**The request**: Show all lines from the data that include the word "กงานใหญ".

**Records for processing**:

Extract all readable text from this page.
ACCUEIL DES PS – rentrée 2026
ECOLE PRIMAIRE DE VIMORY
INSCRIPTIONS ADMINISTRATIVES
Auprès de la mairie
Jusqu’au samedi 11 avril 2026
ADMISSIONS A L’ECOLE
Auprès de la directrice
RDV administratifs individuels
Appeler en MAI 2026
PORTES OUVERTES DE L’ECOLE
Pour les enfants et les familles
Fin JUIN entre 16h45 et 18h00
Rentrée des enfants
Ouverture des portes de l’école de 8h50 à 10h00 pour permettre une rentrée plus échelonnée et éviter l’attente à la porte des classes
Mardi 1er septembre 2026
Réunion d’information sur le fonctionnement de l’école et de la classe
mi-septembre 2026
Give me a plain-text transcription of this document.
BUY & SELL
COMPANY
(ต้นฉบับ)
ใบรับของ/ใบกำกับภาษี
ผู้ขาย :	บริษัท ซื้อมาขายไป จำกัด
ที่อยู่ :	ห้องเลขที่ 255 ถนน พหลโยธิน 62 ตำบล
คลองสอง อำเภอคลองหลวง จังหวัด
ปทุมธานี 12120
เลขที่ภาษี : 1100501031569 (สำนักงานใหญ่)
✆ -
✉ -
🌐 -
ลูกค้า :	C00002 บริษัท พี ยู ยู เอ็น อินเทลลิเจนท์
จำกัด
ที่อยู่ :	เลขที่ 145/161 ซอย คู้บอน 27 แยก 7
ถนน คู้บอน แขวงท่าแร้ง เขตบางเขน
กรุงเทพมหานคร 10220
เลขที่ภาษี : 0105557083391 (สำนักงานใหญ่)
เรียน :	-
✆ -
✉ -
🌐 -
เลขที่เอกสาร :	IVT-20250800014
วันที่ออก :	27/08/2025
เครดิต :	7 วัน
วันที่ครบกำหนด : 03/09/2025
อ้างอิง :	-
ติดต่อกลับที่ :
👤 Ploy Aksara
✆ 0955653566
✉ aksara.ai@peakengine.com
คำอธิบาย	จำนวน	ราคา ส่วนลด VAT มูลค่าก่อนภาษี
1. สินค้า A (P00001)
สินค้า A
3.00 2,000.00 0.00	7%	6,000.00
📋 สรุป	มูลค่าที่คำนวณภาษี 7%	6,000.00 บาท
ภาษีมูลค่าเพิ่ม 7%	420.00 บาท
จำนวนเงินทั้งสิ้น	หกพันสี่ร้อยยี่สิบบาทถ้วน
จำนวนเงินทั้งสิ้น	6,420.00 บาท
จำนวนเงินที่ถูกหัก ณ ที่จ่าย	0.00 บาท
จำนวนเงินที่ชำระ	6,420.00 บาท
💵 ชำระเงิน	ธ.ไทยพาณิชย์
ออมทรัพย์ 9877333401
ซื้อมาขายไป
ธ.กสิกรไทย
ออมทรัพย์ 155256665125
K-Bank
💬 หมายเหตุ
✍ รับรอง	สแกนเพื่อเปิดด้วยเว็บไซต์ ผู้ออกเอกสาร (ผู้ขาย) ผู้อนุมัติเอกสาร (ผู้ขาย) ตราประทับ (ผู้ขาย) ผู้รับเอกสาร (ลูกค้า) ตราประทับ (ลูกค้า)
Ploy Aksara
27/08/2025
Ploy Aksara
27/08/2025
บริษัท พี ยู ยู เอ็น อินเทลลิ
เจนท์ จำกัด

**Problem solution**:
เลขที่ภาษี : 1100501031569 (สำนักงานใหญ่)
เลขที่ภาษี : 0105557083391 (สำนักงานใหญ่)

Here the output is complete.